--- Begin SELECTED PASSAGE ---

The Cons of Later Applications

  1. More competition is a given. Applying later in the hiring cycle means that you’ll be competing with a greater number of candidates that have already submitted their materials. This means that you’ll be increasing the number of job seekers that you need to beat out during the interview process, which can be difficult for roles where there are potentially limited job openings.
  2. It’s possible you could miss opportunities. It can be incredibly frustrating to see that perfect role pop up on our job search, only to realise when you come to apply that you’ve already missed the deadline. Unfortunately, missing deadlines like this could also highlight to employers that you’re disorganised or even lack passion for work in that specific industry. People who are keen and organised are much more likely to apply early, so it’s often best to get that first impression right and apply well in advance of the deadline.
  3. Procrastination can lead to stress. It might go without saying that getting your application in later is perfectly acceptable, but getting it in late, by which we mean cutting it close to the deadline is an entirely different matter. Keep track of closing dates and understand how you work best, since the added stress and pressure of having to rush an application can certainly impact the quality of your application materials.

Ultimately, the correct approach will depend on your specific circumstances and how you work best.

Some graduates will thrive under pressure, producing their best work when they’ve had the time to research and plan thoroughly. Others will like to get their materials in early as the thought of leaving the writing and submission closer to the closing date can cause them stress and lead to producing lower-quality work.

Whatever the case may be, planning ahead is vital. Assess the requirements of the roles and companies you’d applied to, and precisely and meticulously track all the submission deadlines you need to keep in mind. Create a timeline showing when you need to complete each section of the application materials and aim to set aside time each day to stay on top of industry news and recent job postings.

If you’re looking to learn more about graduate employability or how to get a graduate job after reading these suggestions, see our Graduate Survival Guide for advice on how you can make a positive impression on assessment days.

--- End SELECTED PASSAGE ---

PROMPT
Output the passage on later job applications exactly, starting at "3. Procrastination can" and ending at "your application materials.".

--- Begin EXTRACTED MATERIAL ---

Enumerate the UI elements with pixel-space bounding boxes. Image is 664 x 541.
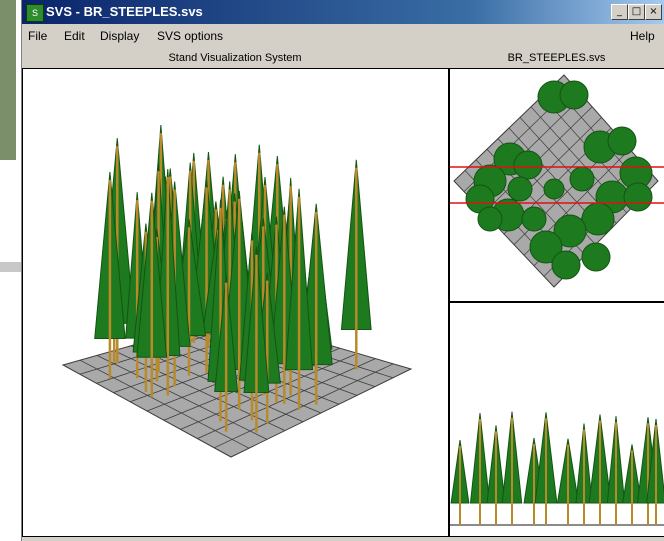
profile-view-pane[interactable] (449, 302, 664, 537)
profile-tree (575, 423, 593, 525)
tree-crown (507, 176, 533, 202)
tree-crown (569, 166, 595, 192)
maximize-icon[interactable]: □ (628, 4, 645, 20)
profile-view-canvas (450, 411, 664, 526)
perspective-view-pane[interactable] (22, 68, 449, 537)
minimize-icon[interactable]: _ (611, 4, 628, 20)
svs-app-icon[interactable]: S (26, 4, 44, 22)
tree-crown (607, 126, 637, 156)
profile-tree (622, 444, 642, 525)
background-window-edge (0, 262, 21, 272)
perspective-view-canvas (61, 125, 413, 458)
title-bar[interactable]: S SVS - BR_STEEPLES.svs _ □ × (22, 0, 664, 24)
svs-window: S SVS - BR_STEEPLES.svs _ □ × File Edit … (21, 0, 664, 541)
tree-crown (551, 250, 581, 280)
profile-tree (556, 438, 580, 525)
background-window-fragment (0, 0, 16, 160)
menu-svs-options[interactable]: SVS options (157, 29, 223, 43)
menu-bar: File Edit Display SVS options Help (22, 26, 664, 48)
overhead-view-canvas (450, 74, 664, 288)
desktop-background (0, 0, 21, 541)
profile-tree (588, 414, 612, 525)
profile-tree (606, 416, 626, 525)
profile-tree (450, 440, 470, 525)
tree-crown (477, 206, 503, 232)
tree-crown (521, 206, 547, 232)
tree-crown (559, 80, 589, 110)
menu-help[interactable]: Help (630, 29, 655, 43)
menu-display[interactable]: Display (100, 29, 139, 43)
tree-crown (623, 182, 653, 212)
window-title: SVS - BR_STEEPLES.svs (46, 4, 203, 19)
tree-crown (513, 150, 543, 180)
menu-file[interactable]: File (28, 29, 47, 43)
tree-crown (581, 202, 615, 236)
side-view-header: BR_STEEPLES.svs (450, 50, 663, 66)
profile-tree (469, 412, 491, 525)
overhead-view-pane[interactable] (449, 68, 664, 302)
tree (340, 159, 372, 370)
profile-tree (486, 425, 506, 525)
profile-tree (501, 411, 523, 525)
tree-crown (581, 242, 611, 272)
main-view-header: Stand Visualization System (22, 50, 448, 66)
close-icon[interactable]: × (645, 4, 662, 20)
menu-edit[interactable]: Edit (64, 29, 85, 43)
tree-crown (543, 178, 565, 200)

--- End EXTRACTED MATERIAL ---
--- Begin EXTRACTED MATERIAL ---

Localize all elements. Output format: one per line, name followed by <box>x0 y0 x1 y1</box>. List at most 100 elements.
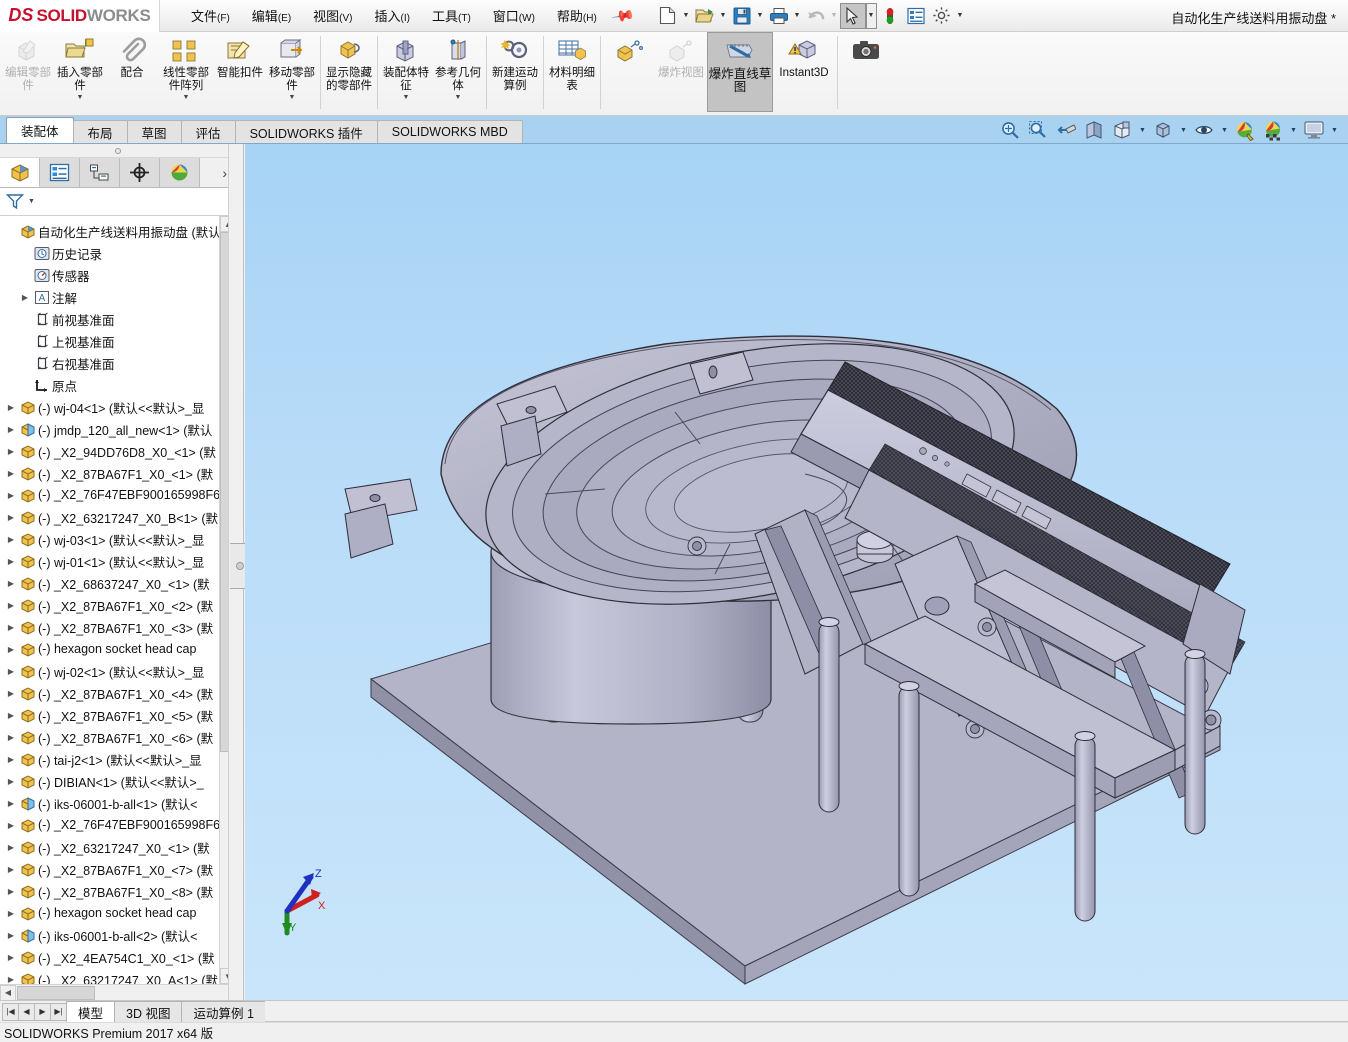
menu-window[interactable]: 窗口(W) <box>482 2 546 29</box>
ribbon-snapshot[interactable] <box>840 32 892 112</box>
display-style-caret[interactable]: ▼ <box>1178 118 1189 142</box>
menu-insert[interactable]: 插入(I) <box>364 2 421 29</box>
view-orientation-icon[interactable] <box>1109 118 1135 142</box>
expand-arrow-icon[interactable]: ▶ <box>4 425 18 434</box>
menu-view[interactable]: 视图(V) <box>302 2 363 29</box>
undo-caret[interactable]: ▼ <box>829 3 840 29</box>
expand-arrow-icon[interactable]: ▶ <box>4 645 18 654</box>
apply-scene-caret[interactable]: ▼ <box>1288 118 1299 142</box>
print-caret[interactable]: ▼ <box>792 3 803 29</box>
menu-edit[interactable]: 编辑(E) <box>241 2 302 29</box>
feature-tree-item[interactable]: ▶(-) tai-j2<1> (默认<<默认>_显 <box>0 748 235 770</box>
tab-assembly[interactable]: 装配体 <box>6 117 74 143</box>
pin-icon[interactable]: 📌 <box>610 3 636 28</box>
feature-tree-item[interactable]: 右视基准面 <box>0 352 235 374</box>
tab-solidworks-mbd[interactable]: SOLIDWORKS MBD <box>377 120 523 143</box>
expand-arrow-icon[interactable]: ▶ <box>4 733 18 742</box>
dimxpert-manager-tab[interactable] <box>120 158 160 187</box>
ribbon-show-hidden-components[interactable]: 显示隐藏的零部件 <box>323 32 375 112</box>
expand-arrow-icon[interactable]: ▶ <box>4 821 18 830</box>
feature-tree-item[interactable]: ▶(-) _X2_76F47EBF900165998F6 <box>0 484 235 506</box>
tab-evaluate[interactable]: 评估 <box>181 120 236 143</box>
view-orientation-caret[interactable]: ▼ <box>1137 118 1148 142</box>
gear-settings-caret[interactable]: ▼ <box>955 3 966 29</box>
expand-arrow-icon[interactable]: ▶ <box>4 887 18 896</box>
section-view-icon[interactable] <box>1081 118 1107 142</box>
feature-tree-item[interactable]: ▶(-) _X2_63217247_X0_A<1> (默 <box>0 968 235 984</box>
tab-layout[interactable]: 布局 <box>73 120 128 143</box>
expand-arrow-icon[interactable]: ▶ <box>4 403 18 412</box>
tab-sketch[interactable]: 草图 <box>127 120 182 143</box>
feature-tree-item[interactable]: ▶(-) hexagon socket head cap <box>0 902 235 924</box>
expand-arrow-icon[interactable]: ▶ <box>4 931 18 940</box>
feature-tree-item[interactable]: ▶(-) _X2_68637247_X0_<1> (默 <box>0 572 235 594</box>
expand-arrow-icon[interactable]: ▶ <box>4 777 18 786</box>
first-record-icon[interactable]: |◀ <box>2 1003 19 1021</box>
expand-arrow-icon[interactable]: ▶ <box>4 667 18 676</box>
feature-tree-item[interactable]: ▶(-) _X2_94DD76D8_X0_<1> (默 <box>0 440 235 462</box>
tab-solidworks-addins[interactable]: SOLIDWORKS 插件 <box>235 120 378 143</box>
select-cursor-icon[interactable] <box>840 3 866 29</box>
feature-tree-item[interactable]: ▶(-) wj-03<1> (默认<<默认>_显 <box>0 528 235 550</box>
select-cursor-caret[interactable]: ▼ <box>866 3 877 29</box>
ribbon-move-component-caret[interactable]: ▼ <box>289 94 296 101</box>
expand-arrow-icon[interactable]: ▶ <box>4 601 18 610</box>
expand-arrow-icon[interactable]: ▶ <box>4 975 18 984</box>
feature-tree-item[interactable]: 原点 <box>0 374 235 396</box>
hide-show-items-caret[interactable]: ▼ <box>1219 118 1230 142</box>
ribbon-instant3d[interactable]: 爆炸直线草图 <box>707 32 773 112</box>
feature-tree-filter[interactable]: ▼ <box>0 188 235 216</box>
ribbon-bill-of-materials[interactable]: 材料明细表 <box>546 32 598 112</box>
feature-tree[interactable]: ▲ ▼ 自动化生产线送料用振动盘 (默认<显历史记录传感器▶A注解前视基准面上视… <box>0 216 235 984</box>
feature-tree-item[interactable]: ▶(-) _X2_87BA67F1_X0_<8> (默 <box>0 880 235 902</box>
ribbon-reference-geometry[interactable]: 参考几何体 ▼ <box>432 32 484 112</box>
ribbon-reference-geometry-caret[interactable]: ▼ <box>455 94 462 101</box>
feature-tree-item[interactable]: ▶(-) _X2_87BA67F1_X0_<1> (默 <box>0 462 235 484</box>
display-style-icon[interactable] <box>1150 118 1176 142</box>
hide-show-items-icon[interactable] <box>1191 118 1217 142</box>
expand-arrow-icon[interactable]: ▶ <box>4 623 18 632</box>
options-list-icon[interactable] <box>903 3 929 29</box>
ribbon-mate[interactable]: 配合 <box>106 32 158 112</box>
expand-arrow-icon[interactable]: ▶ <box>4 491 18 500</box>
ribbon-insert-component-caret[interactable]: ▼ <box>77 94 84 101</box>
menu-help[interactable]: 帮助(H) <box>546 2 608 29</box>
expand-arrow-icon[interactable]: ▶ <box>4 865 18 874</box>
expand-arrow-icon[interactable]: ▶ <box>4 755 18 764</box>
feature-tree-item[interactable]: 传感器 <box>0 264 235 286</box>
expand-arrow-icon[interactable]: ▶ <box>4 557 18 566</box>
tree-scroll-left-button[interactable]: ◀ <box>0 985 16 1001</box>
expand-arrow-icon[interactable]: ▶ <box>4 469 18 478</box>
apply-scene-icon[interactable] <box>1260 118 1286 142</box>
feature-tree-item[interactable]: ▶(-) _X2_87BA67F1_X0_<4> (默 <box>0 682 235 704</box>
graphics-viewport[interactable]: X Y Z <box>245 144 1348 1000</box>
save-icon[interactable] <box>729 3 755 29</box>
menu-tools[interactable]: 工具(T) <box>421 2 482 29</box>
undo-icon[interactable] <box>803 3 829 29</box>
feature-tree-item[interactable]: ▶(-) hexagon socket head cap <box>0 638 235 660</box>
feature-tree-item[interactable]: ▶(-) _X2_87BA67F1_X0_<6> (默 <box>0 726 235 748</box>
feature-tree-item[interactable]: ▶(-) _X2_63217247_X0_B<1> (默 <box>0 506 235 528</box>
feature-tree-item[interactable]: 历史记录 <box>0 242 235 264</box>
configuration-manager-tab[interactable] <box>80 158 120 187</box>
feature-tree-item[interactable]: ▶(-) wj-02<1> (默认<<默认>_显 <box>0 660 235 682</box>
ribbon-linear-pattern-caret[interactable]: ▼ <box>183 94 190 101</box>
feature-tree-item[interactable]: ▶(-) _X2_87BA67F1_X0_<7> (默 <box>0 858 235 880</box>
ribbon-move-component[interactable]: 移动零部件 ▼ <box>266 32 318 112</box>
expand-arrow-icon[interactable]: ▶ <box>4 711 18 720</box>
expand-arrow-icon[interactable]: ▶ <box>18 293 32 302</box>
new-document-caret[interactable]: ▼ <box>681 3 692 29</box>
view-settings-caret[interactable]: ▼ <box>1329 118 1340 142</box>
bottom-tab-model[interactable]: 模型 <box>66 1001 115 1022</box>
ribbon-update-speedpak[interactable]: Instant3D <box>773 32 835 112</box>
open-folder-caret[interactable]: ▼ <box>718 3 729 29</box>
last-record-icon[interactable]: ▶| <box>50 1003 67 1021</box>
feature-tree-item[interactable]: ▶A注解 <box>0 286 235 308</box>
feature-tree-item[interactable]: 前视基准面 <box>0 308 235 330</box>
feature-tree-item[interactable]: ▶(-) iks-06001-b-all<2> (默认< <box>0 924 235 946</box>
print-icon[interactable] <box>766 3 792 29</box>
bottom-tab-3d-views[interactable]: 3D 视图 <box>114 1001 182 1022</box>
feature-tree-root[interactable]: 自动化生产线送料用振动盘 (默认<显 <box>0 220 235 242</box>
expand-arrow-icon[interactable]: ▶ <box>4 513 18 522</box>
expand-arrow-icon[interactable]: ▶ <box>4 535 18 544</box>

--- End EXTRACTED MATERIAL ---

RESPONSE TO THE TASK
3. Procrastination can lead to stress. It might go without saying that getting your application in later is perfectly acceptable, but getting it in late, by which we mean cutting it close to the deadline is an entirely different matter. Keep track of closing dates and understand how you work best, since the added stress and pressure of having to rush an application can certainly impact the quality of your application materials.